### Task prompt
Print all the entries verbatim.

### Supplied records
:::::

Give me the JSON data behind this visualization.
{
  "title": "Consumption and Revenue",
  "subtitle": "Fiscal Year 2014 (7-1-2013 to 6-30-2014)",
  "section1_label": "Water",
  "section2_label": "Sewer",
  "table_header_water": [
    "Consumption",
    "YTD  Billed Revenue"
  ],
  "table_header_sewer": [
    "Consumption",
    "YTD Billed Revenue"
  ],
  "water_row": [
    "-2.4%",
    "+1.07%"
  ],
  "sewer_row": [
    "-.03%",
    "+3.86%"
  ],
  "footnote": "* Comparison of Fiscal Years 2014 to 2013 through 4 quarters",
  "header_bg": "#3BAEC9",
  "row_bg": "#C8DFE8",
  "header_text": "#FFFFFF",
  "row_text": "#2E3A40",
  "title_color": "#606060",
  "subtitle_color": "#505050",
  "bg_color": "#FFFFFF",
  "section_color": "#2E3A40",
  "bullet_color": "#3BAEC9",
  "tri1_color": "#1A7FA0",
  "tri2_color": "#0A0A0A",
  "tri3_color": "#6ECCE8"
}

:::::

### Finished answer
Give me the JSON data behind this visualization.
{
  "title": "Consumption and Revenue",
  "subtitle": "Fiscal Year 2014 (7-1-2013 to 6-30-2014)",
  "section1_label": "Water",
  "section2_label": "Sewer",
  "table_header_water": [
    "Consumption",
    "YTD  Billed Revenue"
  ],
  "table_header_sewer": [
    "Consumption",
    "YTD Billed Revenue"
  ],
  "water_row": [
    "-2.4%",
    "+1.07%"
  ],
  "sewer_row": [
    "-.03%",
    "+3.86%"
  ],
  "footnote": "* Comparison of Fiscal Years 2014 to 2013 through 4 quarters",
  "header_bg": "#3BAEC9",
  "row_bg": "#C8DFE8",
  "header_text": "#FFFFFF",
  "row_text": "#2E3A40",
  "title_color": "#606060",
  "subtitle_color": "#505050",
  "bg_color": "#FFFFFF",
  "section_color": "#2E3A40",
  "bullet_color": "#3BAEC9",
  "tri1_color": "#1A7FA0",
  "tri2_color": "#0A0A0A",
  "tri3_color": "#6ECCE8"
}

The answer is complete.